### STATED PROBLEM:
Your answer is a single number: the count of lines that contain the string "name".

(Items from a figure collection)

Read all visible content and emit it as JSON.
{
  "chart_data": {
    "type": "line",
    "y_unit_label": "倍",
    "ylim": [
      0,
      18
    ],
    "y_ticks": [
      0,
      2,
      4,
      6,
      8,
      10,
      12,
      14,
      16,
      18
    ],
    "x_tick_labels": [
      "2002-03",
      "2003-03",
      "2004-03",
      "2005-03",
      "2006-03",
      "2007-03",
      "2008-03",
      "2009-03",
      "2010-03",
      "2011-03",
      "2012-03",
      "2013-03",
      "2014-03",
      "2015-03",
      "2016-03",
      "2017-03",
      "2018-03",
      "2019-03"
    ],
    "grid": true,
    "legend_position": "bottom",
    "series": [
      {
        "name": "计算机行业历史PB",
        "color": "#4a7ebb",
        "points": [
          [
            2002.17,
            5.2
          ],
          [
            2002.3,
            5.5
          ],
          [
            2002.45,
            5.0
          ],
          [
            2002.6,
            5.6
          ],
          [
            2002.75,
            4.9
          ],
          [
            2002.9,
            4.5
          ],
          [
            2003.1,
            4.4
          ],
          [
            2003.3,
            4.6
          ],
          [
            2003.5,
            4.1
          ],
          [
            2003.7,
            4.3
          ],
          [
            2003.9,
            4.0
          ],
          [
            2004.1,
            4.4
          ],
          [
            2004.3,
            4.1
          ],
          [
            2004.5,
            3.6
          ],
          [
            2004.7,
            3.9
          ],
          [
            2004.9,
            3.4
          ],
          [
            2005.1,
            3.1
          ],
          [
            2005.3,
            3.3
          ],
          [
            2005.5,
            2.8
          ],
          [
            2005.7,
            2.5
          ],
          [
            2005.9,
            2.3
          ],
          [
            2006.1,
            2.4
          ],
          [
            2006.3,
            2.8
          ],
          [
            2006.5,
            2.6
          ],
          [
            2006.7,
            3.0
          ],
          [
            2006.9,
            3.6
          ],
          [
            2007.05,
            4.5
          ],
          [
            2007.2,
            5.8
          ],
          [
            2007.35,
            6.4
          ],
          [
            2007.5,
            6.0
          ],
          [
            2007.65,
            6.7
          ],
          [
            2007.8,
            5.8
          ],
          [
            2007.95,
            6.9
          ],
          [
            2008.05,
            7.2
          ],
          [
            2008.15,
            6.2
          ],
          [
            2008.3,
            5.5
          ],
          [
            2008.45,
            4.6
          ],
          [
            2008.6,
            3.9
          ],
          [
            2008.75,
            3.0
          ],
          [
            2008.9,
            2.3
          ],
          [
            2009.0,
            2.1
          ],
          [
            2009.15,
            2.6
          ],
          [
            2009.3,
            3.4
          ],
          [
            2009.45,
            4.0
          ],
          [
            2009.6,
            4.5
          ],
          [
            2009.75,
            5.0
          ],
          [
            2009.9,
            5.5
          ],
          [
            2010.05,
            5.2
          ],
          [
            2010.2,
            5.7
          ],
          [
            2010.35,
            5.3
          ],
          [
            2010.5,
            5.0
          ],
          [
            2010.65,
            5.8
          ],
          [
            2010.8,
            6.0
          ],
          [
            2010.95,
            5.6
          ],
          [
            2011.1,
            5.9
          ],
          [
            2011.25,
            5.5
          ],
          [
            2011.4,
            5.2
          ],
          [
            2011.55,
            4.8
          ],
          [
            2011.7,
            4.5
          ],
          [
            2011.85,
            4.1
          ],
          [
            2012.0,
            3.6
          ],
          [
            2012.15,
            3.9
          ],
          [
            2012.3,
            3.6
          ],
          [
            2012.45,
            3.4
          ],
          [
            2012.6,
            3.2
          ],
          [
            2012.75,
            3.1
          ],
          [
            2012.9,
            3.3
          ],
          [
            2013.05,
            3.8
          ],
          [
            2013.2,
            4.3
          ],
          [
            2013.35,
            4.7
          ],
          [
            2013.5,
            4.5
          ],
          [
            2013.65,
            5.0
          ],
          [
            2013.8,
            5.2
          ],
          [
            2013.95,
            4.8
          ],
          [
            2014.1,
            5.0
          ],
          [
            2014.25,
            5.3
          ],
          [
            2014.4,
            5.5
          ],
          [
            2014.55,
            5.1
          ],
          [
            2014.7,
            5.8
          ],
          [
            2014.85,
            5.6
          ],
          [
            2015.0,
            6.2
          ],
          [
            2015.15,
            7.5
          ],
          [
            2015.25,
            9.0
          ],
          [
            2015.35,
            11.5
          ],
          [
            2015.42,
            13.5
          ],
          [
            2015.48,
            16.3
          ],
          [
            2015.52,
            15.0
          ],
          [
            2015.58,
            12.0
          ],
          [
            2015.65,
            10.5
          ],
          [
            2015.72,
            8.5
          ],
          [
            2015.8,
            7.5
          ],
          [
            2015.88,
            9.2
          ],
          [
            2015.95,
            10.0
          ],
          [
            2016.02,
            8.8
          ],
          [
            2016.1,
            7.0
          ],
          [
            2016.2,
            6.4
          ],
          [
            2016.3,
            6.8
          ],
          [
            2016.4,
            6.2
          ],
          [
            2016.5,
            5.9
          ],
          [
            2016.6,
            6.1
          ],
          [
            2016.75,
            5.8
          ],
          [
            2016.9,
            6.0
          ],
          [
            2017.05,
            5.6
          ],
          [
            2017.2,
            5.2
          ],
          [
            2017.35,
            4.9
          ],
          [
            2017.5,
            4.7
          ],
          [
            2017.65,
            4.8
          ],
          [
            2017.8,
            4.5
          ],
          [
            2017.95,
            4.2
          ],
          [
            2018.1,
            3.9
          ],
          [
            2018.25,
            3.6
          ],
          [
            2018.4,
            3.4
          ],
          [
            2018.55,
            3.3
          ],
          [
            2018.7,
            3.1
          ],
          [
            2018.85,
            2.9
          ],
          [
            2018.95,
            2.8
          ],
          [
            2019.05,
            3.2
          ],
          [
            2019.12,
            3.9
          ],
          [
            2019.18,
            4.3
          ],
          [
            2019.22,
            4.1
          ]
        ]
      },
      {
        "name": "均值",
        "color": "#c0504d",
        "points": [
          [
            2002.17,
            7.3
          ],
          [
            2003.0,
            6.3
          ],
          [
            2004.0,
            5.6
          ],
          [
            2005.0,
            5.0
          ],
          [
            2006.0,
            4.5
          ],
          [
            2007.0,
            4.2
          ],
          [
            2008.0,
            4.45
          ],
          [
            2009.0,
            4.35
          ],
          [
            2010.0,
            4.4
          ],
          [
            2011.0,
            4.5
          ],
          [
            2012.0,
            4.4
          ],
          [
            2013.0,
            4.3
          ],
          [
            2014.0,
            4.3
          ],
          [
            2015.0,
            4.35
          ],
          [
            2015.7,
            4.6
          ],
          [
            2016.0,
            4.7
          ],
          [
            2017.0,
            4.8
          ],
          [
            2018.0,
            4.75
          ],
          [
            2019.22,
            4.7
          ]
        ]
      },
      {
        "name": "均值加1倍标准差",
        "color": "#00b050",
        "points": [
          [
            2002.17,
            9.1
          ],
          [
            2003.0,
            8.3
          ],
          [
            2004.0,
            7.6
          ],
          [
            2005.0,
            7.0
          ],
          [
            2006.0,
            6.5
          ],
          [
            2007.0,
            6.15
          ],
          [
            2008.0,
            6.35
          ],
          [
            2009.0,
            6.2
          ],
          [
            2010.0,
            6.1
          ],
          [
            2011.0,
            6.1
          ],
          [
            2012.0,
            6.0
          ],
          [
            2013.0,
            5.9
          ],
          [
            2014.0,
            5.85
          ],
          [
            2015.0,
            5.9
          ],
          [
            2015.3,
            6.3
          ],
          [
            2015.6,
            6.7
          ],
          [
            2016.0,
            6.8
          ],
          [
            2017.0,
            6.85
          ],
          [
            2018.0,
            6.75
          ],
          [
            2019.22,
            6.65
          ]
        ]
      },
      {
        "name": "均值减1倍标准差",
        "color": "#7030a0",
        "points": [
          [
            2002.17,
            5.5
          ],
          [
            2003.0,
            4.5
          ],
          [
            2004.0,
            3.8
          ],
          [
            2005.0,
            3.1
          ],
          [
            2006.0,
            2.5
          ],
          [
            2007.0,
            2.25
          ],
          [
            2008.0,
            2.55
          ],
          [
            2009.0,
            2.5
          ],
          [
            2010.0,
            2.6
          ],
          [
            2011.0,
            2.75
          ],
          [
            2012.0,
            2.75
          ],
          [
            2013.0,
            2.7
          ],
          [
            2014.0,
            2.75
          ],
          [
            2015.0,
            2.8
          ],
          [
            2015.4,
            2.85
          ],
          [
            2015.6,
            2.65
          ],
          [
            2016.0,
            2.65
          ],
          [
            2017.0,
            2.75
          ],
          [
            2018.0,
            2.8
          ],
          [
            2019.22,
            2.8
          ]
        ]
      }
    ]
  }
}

### EXERCISE ANSWER:
4